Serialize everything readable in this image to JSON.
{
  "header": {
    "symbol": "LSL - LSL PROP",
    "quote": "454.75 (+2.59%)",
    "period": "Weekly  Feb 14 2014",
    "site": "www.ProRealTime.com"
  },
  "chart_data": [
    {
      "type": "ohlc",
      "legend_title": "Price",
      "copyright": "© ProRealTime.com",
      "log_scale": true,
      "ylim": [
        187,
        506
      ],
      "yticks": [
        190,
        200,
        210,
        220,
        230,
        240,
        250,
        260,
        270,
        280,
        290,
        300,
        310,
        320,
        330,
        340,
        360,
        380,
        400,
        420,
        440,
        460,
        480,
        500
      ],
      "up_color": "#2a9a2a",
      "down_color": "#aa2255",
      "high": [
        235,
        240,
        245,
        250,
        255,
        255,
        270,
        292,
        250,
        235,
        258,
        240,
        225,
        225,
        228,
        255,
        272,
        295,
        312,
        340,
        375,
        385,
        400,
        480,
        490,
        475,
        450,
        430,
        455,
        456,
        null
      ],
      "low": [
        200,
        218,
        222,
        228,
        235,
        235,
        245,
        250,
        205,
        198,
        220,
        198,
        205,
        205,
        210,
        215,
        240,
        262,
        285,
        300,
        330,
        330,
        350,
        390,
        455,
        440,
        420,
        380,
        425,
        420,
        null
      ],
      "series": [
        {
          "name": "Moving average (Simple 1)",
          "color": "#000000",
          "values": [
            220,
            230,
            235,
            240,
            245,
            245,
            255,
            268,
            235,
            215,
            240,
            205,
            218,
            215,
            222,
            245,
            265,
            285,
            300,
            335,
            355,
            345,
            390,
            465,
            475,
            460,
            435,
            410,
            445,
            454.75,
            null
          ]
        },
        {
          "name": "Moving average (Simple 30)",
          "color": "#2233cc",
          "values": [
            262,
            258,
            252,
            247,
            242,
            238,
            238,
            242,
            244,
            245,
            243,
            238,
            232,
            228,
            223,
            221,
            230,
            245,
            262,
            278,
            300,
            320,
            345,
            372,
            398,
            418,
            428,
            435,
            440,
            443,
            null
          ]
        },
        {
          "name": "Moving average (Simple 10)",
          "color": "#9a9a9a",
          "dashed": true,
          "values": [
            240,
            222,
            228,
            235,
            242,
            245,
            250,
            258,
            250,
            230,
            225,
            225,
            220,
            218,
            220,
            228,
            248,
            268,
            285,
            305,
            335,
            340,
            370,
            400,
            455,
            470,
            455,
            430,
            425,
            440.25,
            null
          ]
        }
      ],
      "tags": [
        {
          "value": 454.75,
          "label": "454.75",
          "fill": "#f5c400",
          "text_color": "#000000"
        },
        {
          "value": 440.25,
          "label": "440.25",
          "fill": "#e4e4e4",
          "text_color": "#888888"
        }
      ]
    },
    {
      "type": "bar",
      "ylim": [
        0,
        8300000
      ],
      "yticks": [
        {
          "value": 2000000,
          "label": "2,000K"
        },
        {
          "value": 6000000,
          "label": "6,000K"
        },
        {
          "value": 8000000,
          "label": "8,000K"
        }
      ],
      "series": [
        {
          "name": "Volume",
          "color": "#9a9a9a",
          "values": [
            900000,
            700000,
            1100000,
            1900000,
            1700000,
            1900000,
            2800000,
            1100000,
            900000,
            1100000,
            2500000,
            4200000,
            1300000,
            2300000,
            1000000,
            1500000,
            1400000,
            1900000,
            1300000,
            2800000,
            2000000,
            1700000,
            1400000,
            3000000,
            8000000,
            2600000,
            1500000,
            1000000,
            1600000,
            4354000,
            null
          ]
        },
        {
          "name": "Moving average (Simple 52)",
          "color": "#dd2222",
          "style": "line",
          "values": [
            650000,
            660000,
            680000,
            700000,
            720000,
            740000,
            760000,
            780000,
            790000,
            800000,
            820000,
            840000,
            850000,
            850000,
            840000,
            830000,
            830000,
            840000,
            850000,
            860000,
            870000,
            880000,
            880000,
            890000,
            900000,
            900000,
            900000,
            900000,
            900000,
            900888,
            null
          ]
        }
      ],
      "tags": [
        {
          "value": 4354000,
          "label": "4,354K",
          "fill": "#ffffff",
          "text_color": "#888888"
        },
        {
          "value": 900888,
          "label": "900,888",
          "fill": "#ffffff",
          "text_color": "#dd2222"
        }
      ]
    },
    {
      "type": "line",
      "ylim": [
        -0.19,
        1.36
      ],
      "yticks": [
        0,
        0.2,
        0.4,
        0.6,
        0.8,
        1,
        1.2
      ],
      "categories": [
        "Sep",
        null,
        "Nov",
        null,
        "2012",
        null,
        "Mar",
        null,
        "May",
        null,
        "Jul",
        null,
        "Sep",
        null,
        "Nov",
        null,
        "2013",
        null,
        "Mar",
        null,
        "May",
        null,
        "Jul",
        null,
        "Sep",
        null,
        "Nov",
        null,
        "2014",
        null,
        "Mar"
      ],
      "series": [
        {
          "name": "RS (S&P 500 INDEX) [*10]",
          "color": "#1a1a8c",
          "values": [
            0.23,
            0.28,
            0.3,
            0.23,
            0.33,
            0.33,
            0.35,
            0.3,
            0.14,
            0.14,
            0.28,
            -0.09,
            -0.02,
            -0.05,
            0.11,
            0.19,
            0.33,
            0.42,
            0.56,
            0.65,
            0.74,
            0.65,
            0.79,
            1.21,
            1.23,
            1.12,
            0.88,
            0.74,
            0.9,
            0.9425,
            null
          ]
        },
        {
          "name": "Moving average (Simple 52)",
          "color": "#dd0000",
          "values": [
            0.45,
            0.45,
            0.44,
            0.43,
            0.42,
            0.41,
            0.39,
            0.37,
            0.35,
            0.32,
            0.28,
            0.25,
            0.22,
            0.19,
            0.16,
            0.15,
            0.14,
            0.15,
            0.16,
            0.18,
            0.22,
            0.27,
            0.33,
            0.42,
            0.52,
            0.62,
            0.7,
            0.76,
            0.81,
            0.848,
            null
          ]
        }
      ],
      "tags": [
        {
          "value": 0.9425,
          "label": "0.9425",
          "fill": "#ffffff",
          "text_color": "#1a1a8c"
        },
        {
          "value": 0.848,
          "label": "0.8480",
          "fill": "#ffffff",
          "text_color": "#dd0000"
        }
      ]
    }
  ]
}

■ WHAT TO WORK ON:
Tally up the lines in the records that contain the word "Moving" and give only the total.

■ SOLUTION TO THE EXERCISE:
5